Below are records to repeat exactly. Omit the pictures from the copy.
════════════════════
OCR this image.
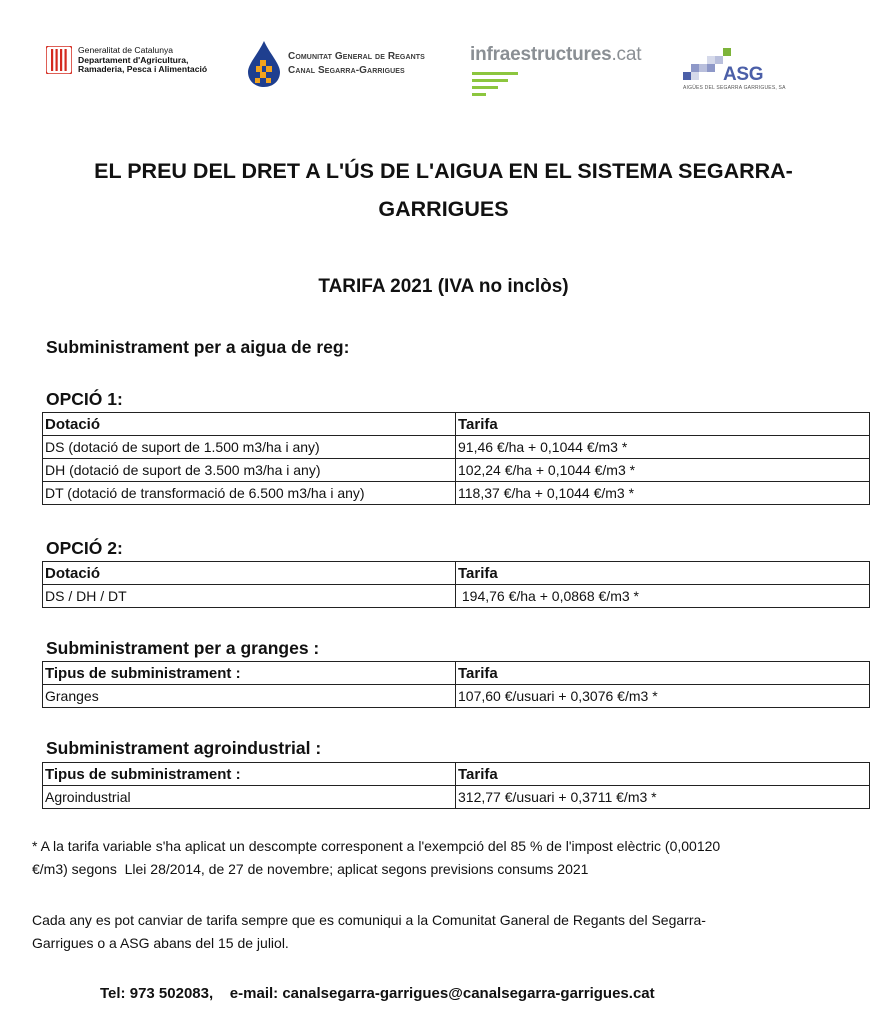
Generalitat de Catalunya
Departament d'Agricultura,
Ramaderia, Pesca i Alimentació
Comunitat General de Regants
Canal Segarra-Garrigues
infraestructures.cat
ASG
AIGÜES DEL SEGARRA GARRIGUES, SA
EL PREU DEL DRET A L'ÚS DE L'AIGUA EN EL SISTEMA SEGARRA-
GARRIGUES
TARIFA 2021 (IVA no inclòs)
Subministrament per a aigua de reg:
OPCIÓ 1:
Dotació	Tarifa
DS (dotació de suport de 1.500 m3/ha i any)	91,46 €/ha + 0,1044 €/m3 *
DH (dotació de suport de 3.500 m3/ha i any)	102,24 €/ha + 0,1044 €/m3 *
DT (dotació de transformació de 6.500 m3/ha i any)	118,37 €/ha + 0,1044 €/m3 *
OPCIÓ 2:
Dotació	Tarifa
DS / DH / DT	194,76 €/ha + 0,0868 €/m3 *
Subministrament per a granges :
Tipus de subministrament :	Tarifa
Granges	107,60 €/usuari + 0,3076 €/m3 *
Subministrament agroindustrial :
Tipus de subministrament :	Tarifa
Agroindustrial	312,77 €/usuari + 0,3711 €/m3 *
* A la tarifa variable s'ha aplicat un descompte corresponent a l'exempció del 85 % de l'impost elèctric (0,00120
€/m3) segons  Llei 28/2014, de 27 de novembre; aplicat segons previsions consums 2021
Cada any es pot canviar de tarifa sempre que es comuniqui a la Comunitat Ganeral de Regants del Segarra-
Garrigues o a ASG abans del 15 de juliol.
Tel: 973 502083,    e-mail: canalsegarra-garrigues@canalsegarra-garrigues.cat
════════════════════
EXPECTED OUTPUT —
OCR this image.
Generalitat de Catalunya
Departament d'Agricultura,
Ramaderia, Pesca i Alimentació
Comunitat General de Regants
Canal Segarra-Garrigues
infraestructures.cat
ASG
AIGÜES DEL SEGARRA GARRIGUES, SA
EL PREU DEL DRET A L'ÚS DE L'AIGUA EN EL SISTEMA SEGARRA-
GARRIGUES
TARIFA 2021 (IVA no inclòs)
Subministrament per a aigua de reg:
OPCIÓ 1:
Dotació	Tarifa
DS (dotació de suport de 1.500 m3/ha i any)	91,46 €/ha + 0,1044 €/m3 *
DH (dotació de suport de 3.500 m3/ha i any)	102,24 €/ha + 0,1044 €/m3 *
DT (dotació de transformació de 6.500 m3/ha i any)	118,37 €/ha + 0,1044 €/m3 *
OPCIÓ 2:
Dotació	Tarifa
DS / DH / DT	194,76 €/ha + 0,0868 €/m3 *
Subministrament per a granges :
Tipus de subministrament :	Tarifa
Granges	107,60 €/usuari + 0,3076 €/m3 *
Subministrament agroindustrial :
Tipus de subministrament :	Tarifa
Agroindustrial	312,77 €/usuari + 0,3711 €/m3 *
* A la tarifa variable s'ha aplicat un descompte corresponent a l'exempció del 85 % de l'impost elèctric (0,00120
€/m3) segons  Llei 28/2014, de 27 de novembre; aplicat segons previsions consums 2021
Cada any es pot canviar de tarifa sempre que es comuniqui a la Comunitat Ganeral de Regants del Segarra-
Garrigues o a ASG abans del 15 de juliol.
Tel: 973 502083,    e-mail: canalsegarra-garrigues@canalsegarra-garrigues.cat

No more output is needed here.